Brief: The records that follow need to be output exactly as they are.
======
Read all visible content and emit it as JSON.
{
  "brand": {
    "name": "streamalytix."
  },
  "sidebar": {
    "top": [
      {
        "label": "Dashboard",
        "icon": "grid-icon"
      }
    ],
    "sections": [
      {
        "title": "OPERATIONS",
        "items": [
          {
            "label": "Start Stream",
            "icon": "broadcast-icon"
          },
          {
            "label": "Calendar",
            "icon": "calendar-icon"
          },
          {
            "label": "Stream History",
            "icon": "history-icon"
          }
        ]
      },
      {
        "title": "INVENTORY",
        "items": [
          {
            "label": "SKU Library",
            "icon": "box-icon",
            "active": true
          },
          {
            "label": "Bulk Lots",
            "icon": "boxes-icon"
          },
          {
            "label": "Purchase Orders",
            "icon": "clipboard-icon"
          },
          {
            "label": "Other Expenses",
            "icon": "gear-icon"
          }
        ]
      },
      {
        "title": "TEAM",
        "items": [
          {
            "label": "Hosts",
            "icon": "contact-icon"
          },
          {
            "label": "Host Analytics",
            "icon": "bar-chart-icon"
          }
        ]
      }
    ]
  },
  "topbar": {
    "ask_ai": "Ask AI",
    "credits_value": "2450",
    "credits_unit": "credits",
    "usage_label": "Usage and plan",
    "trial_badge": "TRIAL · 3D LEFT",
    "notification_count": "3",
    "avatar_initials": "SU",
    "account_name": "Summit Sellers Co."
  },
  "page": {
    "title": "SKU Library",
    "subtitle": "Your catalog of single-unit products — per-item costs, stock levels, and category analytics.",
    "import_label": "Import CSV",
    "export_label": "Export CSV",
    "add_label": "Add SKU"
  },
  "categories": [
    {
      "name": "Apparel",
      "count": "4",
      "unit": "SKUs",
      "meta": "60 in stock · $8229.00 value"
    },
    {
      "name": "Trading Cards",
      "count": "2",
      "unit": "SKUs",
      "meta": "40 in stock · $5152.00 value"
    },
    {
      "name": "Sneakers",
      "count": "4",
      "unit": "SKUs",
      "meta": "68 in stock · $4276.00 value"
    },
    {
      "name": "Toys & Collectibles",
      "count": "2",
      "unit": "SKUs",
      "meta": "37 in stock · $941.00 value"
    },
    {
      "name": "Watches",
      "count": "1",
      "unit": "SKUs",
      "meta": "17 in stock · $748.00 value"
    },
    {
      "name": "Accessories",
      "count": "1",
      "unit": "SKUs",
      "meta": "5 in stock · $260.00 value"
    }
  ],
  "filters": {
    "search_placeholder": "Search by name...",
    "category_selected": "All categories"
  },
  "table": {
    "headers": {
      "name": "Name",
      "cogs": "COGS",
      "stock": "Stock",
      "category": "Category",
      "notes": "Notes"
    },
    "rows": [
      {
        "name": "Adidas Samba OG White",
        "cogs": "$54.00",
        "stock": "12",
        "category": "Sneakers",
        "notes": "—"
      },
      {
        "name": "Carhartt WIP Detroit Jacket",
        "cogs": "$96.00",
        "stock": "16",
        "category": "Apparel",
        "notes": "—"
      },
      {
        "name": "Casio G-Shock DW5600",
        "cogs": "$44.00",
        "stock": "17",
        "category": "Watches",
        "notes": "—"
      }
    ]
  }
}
======
Response to this exercise:
Read all visible content and emit it as JSON.
{
  "brand": {
    "name": "streamalytix."
  },
  "sidebar": {
    "top": [
      {
        "label": "Dashboard",
        "icon": "grid-icon"
      }
    ],
    "sections": [
      {
        "title": "OPERATIONS",
        "items": [
          {
            "label": "Start Stream",
            "icon": "broadcast-icon"
          },
          {
            "label": "Calendar",
            "icon": "calendar-icon"
          },
          {
            "label": "Stream History",
            "icon": "history-icon"
          }
        ]
      },
      {
        "title": "INVENTORY",
        "items": [
          {
            "label": "SKU Library",
            "icon": "box-icon",
            "active": true
          },
          {
            "label": "Bulk Lots",
            "icon": "boxes-icon"
          },
          {
            "label": "Purchase Orders",
            "icon": "clipboard-icon"
          },
          {
            "label": "Other Expenses",
            "icon": "gear-icon"
          }
        ]
      },
      {
        "title": "TEAM",
        "items": [
          {
            "label": "Hosts",
            "icon": "contact-icon"
          },
          {
            "label": "Host Analytics",
            "icon": "bar-chart-icon"
          }
        ]
      }
    ]
  },
  "topbar": {
    "ask_ai": "Ask AI",
    "credits_value": "2450",
    "credits_unit": "credits",
    "usage_label": "Usage and plan",
    "trial_badge": "TRIAL · 3D LEFT",
    "notification_count": "3",
    "avatar_initials": "SU",
    "account_name": "Summit Sellers Co."
  },
  "page": {
    "title": "SKU Library",
    "subtitle": "Your catalog of single-unit products — per-item costs, stock levels, and category analytics.",
    "import_label": "Import CSV",
    "export_label": "Export CSV",
    "add_label": "Add SKU"
  },
  "categories": [
    {
      "name": "Apparel",
      "count": "4",
      "unit": "SKUs",
      "meta": "60 in stock · $8229.00 value"
    },
    {
      "name": "Trading Cards",
      "count": "2",
      "unit": "SKUs",
      "meta": "40 in stock · $5152.00 value"
    },
    {
      "name": "Sneakers",
      "count": "4",
      "unit": "SKUs",
      "meta": "68 in stock · $4276.00 value"
    },
    {
      "name": "Toys & Collectibles",
      "count": "2",
      "unit": "SKUs",
      "meta": "37 in stock · $941.00 value"
    },
    {
      "name": "Watches",
      "count": "1",
      "unit": "SKUs",
      "meta": "17 in stock · $748.00 value"
    },
    {
      "name": "Accessories",
      "count": "1",
      "unit": "SKUs",
      "meta": "5 in stock · $260.00 value"
    }
  ],
  "filters": {
    "search_placeholder": "Search by name...",
    "category_selected": "All categories"
  },
  "table": {
    "headers": {
      "name": "Name",
      "cogs": "COGS",
      "stock": "Stock",
      "category": "Category",
      "notes": "Notes"
    },
    "rows": [
      {
        "name": "Adidas Samba OG White",
        "cogs": "$54.00",
        "stock": "12",
        "category": "Sneakers",
        "notes": "—"
      },
      {
        "name": "Carhartt WIP Detroit Jacket",
        "cogs": "$96.00",
        "stock": "16",
        "category": "Apparel",
        "notes": "—"
      },
      {
        "name": "Casio G-Shock DW5600",
        "cogs": "$44.00",
        "stock": "17",
        "category": "Watches",
        "notes": "—"
      }
    ]
  }
}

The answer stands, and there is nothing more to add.